Written request -> Print all of the data exactly as written.

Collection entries
____

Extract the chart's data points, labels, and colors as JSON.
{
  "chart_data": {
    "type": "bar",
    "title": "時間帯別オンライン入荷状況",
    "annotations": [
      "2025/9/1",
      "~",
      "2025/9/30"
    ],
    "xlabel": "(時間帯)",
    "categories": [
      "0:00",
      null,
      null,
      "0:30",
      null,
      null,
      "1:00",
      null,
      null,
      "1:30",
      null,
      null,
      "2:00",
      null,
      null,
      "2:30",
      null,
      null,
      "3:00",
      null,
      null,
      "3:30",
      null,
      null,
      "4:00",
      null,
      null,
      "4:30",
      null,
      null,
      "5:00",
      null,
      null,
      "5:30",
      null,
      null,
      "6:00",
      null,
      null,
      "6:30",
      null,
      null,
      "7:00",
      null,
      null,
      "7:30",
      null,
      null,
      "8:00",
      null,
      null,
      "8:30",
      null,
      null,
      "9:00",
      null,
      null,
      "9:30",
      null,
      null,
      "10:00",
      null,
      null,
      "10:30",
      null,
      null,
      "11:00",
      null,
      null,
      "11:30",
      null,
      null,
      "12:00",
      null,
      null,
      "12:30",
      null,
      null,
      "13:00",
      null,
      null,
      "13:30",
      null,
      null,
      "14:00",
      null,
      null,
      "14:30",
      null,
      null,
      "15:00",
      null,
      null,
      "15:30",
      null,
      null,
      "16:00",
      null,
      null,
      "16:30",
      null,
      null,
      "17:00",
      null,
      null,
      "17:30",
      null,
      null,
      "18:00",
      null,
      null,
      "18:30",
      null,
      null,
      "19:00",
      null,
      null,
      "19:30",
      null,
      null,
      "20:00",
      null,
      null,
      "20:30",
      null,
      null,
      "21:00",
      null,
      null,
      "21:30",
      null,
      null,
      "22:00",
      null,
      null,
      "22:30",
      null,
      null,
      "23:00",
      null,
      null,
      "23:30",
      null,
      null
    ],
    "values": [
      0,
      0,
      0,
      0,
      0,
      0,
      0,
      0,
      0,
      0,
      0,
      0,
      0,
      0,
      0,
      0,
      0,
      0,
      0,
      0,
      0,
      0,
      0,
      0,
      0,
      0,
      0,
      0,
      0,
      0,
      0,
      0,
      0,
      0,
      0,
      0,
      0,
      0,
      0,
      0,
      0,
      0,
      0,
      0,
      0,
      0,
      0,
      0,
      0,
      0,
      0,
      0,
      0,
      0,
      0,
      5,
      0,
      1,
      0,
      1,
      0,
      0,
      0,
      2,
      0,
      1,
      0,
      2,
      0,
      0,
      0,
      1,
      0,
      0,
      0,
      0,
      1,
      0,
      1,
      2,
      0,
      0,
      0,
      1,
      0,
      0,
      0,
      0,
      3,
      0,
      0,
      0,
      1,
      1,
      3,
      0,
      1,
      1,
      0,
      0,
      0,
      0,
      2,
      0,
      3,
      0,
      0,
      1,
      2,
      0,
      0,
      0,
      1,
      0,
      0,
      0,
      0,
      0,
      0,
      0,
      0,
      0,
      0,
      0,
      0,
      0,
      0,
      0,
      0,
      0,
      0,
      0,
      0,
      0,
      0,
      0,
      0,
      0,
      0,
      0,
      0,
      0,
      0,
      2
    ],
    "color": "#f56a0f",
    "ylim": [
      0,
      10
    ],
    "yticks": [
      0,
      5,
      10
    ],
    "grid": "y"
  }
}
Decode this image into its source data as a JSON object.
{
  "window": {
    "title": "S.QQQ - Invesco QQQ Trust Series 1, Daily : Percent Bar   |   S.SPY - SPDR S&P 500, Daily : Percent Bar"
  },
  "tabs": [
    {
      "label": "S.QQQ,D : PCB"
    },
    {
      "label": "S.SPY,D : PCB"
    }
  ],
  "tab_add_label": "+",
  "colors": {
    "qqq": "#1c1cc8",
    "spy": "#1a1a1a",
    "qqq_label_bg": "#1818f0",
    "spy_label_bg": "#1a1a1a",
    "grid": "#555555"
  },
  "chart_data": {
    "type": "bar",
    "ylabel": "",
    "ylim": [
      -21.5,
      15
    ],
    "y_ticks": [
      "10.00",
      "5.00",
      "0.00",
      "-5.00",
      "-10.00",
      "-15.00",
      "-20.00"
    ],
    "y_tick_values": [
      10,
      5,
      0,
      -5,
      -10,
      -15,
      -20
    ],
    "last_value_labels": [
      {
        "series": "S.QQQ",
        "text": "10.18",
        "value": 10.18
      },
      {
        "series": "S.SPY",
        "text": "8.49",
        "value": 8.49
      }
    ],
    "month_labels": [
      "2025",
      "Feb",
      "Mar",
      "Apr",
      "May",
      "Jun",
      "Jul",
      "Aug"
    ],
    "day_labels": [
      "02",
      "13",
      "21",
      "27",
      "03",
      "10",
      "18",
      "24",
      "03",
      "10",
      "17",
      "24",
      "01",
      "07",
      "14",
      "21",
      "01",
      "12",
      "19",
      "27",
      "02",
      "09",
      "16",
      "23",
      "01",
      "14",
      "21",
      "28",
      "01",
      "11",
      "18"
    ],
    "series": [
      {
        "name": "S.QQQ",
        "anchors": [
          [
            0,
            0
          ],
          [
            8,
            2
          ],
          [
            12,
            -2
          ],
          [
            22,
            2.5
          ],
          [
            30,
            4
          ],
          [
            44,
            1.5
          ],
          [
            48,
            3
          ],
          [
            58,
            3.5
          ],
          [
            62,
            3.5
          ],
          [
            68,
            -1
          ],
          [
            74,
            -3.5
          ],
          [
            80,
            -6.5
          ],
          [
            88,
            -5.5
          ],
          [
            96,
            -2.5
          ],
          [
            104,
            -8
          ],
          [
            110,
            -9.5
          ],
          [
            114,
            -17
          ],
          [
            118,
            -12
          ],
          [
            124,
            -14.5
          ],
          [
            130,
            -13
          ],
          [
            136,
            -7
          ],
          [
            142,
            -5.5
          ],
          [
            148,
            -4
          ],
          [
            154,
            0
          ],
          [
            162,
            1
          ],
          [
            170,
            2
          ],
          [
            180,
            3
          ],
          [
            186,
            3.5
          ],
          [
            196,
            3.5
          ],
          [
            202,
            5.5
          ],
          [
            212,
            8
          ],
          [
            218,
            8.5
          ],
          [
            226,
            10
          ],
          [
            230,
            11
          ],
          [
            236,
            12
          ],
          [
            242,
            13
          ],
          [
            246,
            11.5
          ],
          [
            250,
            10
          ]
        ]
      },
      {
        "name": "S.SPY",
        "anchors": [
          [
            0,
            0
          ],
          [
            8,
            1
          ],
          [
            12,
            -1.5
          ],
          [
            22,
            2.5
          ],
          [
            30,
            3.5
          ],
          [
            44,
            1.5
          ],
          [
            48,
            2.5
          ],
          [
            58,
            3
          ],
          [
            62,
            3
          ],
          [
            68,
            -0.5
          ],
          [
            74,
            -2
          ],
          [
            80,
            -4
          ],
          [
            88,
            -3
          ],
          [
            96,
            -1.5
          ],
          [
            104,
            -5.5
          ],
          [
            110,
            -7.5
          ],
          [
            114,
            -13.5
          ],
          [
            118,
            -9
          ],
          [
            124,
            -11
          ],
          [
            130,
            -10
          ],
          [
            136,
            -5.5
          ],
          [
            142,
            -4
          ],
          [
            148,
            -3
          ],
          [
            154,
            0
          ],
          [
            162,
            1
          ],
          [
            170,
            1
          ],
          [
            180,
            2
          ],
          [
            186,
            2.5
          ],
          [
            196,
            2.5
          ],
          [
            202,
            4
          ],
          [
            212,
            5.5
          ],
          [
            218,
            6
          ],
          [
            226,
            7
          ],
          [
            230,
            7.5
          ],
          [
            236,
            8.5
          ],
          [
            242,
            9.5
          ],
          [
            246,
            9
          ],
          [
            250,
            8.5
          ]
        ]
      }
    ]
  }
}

____

Answer to the exercise ->
Extract the chart's data points, labels, and colors as JSON.
{
  "chart_data": {
    "type": "bar",
    "title": "時間帯別オンライン入荷状況",
    "annotations": [
      "2025/9/1",
      "~",
      "2025/9/30"
    ],
    "xlabel": "(時間帯)",
    "categories": [
      "0:00",
      null,
      null,
      "0:30",
      null,
      null,
      "1:00",
      null,
      null,
      "1:30",
      null,
      null,
      "2:00",
      null,
      null,
      "2:30",
      null,
      null,
      "3:00",
      null,
      null,
      "3:30",
      null,
      null,
      "4:00",
      null,
      null,
      "4:30",
      null,
      null,
      "5:00",
      null,
      null,
      "5:30",
      null,
      null,
      "6:00",
      null,
      null,
      "6:30",
      null,
      null,
      "7:00",
      null,
      null,
      "7:30",
      null,
      null,
      "8:00",
      null,
      null,
      "8:30",
      null,
      null,
      "9:00",
      null,
      null,
      "9:30",
      null,
      null,
      "10:00",
      null,
      null,
      "10:30",
      null,
      null,
      "11:00",
      null,
      null,
      "11:30",
      null,
      null,
      "12:00",
      null,
      null,
      "12:30",
      null,
      null,
      "13:00",
      null,
      null,
      "13:30",
      null,
      null,
      "14:00",
      null,
      null,
      "14:30",
      null,
      null,
      "15:00",
      null,
      null,
      "15:30",
      null,
      null,
      "16:00",
      null,
      null,
      "16:30",
      null,
      null,
      "17:00",
      null,
      null,
      "17:30",
      null,
      null,
      "18:00",
      null,
      null,
      "18:30",
      null,
      null,
      "19:00",
      null,
      null,
      "19:30",
      null,
      null,
      "20:00",
      null,
      null,
      "20:30",
      null,
      null,
      "21:00",
      null,
      null,
      "21:30",
      null,
      null,
      "22:00",
      null,
      null,
      "22:30",
      null,
      null,
      "23:00",
      null,
      null,
      "23:30",
      null,
      null
    ],
    "values": [
      0,
      0,
      0,
      0,
      0,
      0,
      0,
      0,
      0,
      0,
      0,
      0,
      0,
      0,
      0,
      0,
      0,
      0,
      0,
      0,
      0,
      0,
      0,
      0,
      0,
      0,
      0,
      0,
      0,
      0,
      0,
      0,
      0,
      0,
      0,
      0,
      0,
      0,
      0,
      0,
      0,
      0,
      0,
      0,
      0,
      0,
      0,
      0,
      0,
      0,
      0,
      0,
      0,
      0,
      0,
      5,
      0,
      1,
      0,
      1,
      0,
      0,
      0,
      2,
      0,
      1,
      0,
      2,
      0,
      0,
      0,
      1,
      0,
      0,
      0,
      0,
      1,
      0,
      1,
      2,
      0,
      0,
      0,
      1,
      0,
      0,
      0,
      0,
      3,
      0,
      0,
      0,
      1,
      1,
      3,
      0,
      1,
      1,
      0,
      0,
      0,
      0,
      2,
      0,
      3,
      0,
      0,
      1,
      2,
      0,
      0,
      0,
      1,
      0,
      0,
      0,
      0,
      0,
      0,
      0,
      0,
      0,
      0,
      0,
      0,
      0,
      0,
      0,
      0,
      0,
      0,
      0,
      0,
      0,
      0,
      0,
      0,
      0,
      0,
      0,
      0,
      0,
      0,
      2
    ],
    "color": "#f56a0f",
    "ylim": [
      0,
      10
    ],
    "yticks": [
      0,
      5,
      10
    ],
    "grid": "y"
  }
}
Decode this image into its source data as a JSON object.
{
  "window": {
    "title": "S.QQQ - Invesco QQQ Trust Series 1, Daily : Percent Bar   |   S.SPY - SPDR S&P 500, Daily : Percent Bar"
  },
  "tabs": [
    {
      "label": "S.QQQ,D : PCB"
    },
    {
      "label": "S.SPY,D : PCB"
    }
  ],
  "tab_add_label": "+",
  "colors": {
    "qqq": "#1c1cc8",
    "spy": "#1a1a1a",
    "qqq_label_bg": "#1818f0",
    "spy_label_bg": "#1a1a1a",
    "grid": "#555555"
  },
  "chart_data": {
    "type": "bar",
    "ylabel": "",
    "ylim": [
      -21.5,
      15
    ],
    "y_ticks": [
      "10.00",
      "5.00",
      "0.00",
      "-5.00",
      "-10.00",
      "-15.00",
      "-20.00"
    ],
    "y_tick_values": [
      10,
      5,
      0,
      -5,
      -10,
      -15,
      -20
    ],
    "last_value_labels": [
      {
        "series": "S.QQQ",
        "text": "10.18",
        "value": 10.18
      },
      {
        "series": "S.SPY",
        "text": "8.49",
        "value": 8.49
      }
    ],
    "month_labels": [
      "2025",
      "Feb",
      "Mar",
      "Apr",
      "May",
      "Jun",
      "Jul",
      "Aug"
    ],
    "day_labels": [
      "02",
      "13",
      "21",
      "27",
      "03",
      "10",
      "18",
      "24",
      "03",
      "10",
      "17",
      "24",
      "01",
      "07",
      "14",
      "21",
      "01",
      "12",
      "19",
      "27",
      "02",
      "09",
      "16",
      "23",
      "01",
      "14",
      "21",
      "28",
      "01",
      "11",
      "18"
    ],
    "series": [
      {
        "name": "S.QQQ",
        "anchors": [
          [
            0,
            0
          ],
          [
            8,
            2
          ],
          [
            12,
            -2
          ],
          [
            22,
            2.5
          ],
          [
            30,
            4
          ],
          [
            44,
            1.5
          ],
          [
            48,
            3
          ],
          [
            58,
            3.5
          ],
          [
            62,
            3.5
          ],
          [
            68,
            -1
          ],
          [
            74,
            -3.5
          ],
          [
            80,
            -6.5
          ],
          [
            88,
            -5.5
          ],
          [
            96,
            -2.5
          ],
          [
            104,
            -8
          ],
          [
            110,
            -9.5
          ],
          [
            114,
            -17
          ],
          [
            118,
            -12
          ],
          [
            124,
            -14.5
          ],
          [
            130,
            -13
          ],
          [
            136,
            -7
          ],
          [
            142,
            -5.5
          ],
          [
            148,
            -4
          ],
          [
            154,
            0
          ],
          [
            162,
            1
          ],
          [
            170,
            2
          ],
          [
            180,
            3
          ],
          [
            186,
            3.5
          ],
          [
            196,
            3.5
          ],
          [
            202,
            5.5
          ],
          [
            212,
            8
          ],
          [
            218,
            8.5
          ],
          [
            226,
            10
          ],
          [
            230,
            11
          ],
          [
            236,
            12
          ],
          [
            242,
            13
          ],
          [
            246,
            11.5
          ],
          [
            250,
            10
          ]
        ]
      },
      {
        "name": "S.SPY",
        "anchors": [
          [
            0,
            0
          ],
          [
            8,
            1
          ],
          [
            12,
            -1.5
          ],
          [
            22,
            2.5
          ],
          [
            30,
            3.5
          ],
          [
            44,
            1.5
          ],
          [
            48,
            2.5
          ],
          [
            58,
            3
          ],
          [
            62,
            3
          ],
          [
            68,
            -0.5
          ],
          [
            74,
            -2
          ],
          [
            80,
            -4
          ],
          [
            88,
            -3
          ],
          [
            96,
            -1.5
          ],
          [
            104,
            -5.5
          ],
          [
            110,
            -7.5
          ],
          [
            114,
            -13.5
          ],
          [
            118,
            -9
          ],
          [
            124,
            -11
          ],
          [
            130,
            -10
          ],
          [
            136,
            -5.5
          ],
          [
            142,
            -4
          ],
          [
            148,
            -3
          ],
          [
            154,
            0
          ],
          [
            162,
            1
          ],
          [
            170,
            1
          ],
          [
            180,
            2
          ],
          [
            186,
            2.5
          ],
          [
            196,
            2.5
          ],
          [
            202,
            4
          ],
          [
            212,
            5.5
          ],
          [
            218,
            6
          ],
          [
            226,
            7
          ],
          [
            230,
            7.5
          ],
          [
            236,
            8.5
          ],
          [
            242,
            9.5
          ],
          [
            246,
            9
          ],
          [
            250,
            8.5
          ]
        ]
      }
    ]
  }
}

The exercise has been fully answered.